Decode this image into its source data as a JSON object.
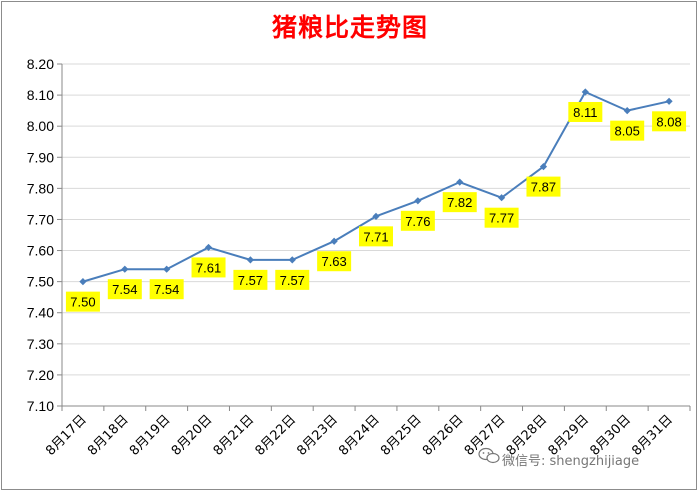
{
  "chart_data": {
    "type": "line",
    "title": "猪粮比走势图",
    "categories": [
      "8月17日",
      "8月18日",
      "8月19日",
      "8月20日",
      "8月21日",
      "8月22日",
      "8月23日",
      "8月24日",
      "8月25日",
      "8月26日",
      "8月27日",
      "8月28日",
      "8月29日",
      "8月30日",
      "8月31日"
    ],
    "values": [
      7.5,
      7.54,
      7.54,
      7.61,
      7.57,
      7.57,
      7.63,
      7.71,
      7.76,
      7.82,
      7.77,
      7.87,
      8.11,
      8.05,
      8.08
    ],
    "data_labels": [
      "7.50",
      "7.54",
      "7.54",
      "7.61",
      "7.57",
      "7.57",
      "7.63",
      "7.71",
      "7.76",
      "7.82",
      "7.77",
      "7.87",
      "8.11",
      "8.05",
      "8.08"
    ],
    "yticks": [
      "7.10",
      "7.20",
      "7.30",
      "7.40",
      "7.50",
      "7.60",
      "7.70",
      "7.80",
      "7.90",
      "8.00",
      "8.10",
      "8.20"
    ],
    "ylim": [
      7.1,
      8.2
    ],
    "ystep": 0.1,
    "xlabel": "",
    "ylabel": "",
    "grid": true,
    "legend": "none",
    "colors": {
      "line": "#4a7ebb",
      "marker": "#4a7ebb",
      "label_bg": "#ffff00",
      "title": "#ff0000",
      "grid": "#d9d9d9",
      "axis": "#888888"
    }
  },
  "watermark": {
    "text": "微信号: shengzhijiage",
    "icon": "wechat-icon"
  }
}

++++++++

> PROBLEM TO WORK ON
Working from the lines above, reproduce the material exactly and exclude its pictures.

> RESULT BELOW
Decode this image into its source data as a JSON object.
{
  "chart_data": {
    "type": "line",
    "title": "猪粮比走势图",
    "categories": [
      "8月17日",
      "8月18日",
      "8月19日",
      "8月20日",
      "8月21日",
      "8月22日",
      "8月23日",
      "8月24日",
      "8月25日",
      "8月26日",
      "8月27日",
      "8月28日",
      "8月29日",
      "8月30日",
      "8月31日"
    ],
    "values": [
      7.5,
      7.54,
      7.54,
      7.61,
      7.57,
      7.57,
      7.63,
      7.71,
      7.76,
      7.82,
      7.77,
      7.87,
      8.11,
      8.05,
      8.08
    ],
    "data_labels": [
      "7.50",
      "7.54",
      "7.54",
      "7.61",
      "7.57",
      "7.57",
      "7.63",
      "7.71",
      "7.76",
      "7.82",
      "7.77",
      "7.87",
      "8.11",
      "8.05",
      "8.08"
    ],
    "yticks": [
      "7.10",
      "7.20",
      "7.30",
      "7.40",
      "7.50",
      "7.60",
      "7.70",
      "7.80",
      "7.90",
      "8.00",
      "8.10",
      "8.20"
    ],
    "ylim": [
      7.1,
      8.2
    ],
    "ystep": 0.1,
    "xlabel": "",
    "ylabel": "",
    "grid": true,
    "legend": "none",
    "colors": {
      "line": "#4a7ebb",
      "marker": "#4a7ebb",
      "label_bg": "#ffff00",
      "title": "#ff0000",
      "grid": "#d9d9d9",
      "axis": "#888888"
    }
  },
  "watermark": {
    "text": "微信号: shengzhijiage",
    "icon": "wechat-icon"
  }
}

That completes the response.